== Data ==

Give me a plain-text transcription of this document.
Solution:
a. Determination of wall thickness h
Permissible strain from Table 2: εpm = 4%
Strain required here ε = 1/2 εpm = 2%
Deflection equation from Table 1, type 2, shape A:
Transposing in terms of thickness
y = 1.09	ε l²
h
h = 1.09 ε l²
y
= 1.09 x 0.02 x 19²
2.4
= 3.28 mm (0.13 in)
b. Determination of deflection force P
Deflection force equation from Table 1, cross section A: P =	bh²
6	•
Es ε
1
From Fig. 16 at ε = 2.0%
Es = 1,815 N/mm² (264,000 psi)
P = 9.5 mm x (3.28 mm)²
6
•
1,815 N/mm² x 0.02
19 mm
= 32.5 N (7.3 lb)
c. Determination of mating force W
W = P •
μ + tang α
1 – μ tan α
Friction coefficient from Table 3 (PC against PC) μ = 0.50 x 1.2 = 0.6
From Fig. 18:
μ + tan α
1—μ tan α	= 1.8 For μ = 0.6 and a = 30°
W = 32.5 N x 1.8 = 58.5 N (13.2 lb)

===

Repeat the records exactly, including every line.

__Expected answer__
Give me a plain-text transcription of this document.
Solution:
a. Determination of wall thickness h
Permissible strain from Table 2: εpm = 4%
Strain required here ε = 1/2 εpm = 2%
Deflection equation from Table 1, type 2, shape A:
Transposing in terms of thickness
y = 1.09	ε l²
h
h = 1.09 ε l²
y
= 1.09 x 0.02 x 19²
2.4
= 3.28 mm (0.13 in)
b. Determination of deflection force P
Deflection force equation from Table 1, cross section A: P =	bh²
6	•
Es ε
1
From Fig. 16 at ε = 2.0%
Es = 1,815 N/mm² (264,000 psi)
P = 9.5 mm x (3.28 mm)²
6
•
1,815 N/mm² x 0.02
19 mm
= 32.5 N (7.3 lb)
c. Determination of mating force W
W = P •
μ + tang α
1 – μ tan α
Friction coefficient from Table 3 (PC against PC) μ = 0.50 x 1.2 = 0.6
From Fig. 18:
μ + tan α
1—μ tan α	= 1.8 For μ = 0.6 and a = 30°
W = 32.5 N x 1.8 = 58.5 N (13.2 lb)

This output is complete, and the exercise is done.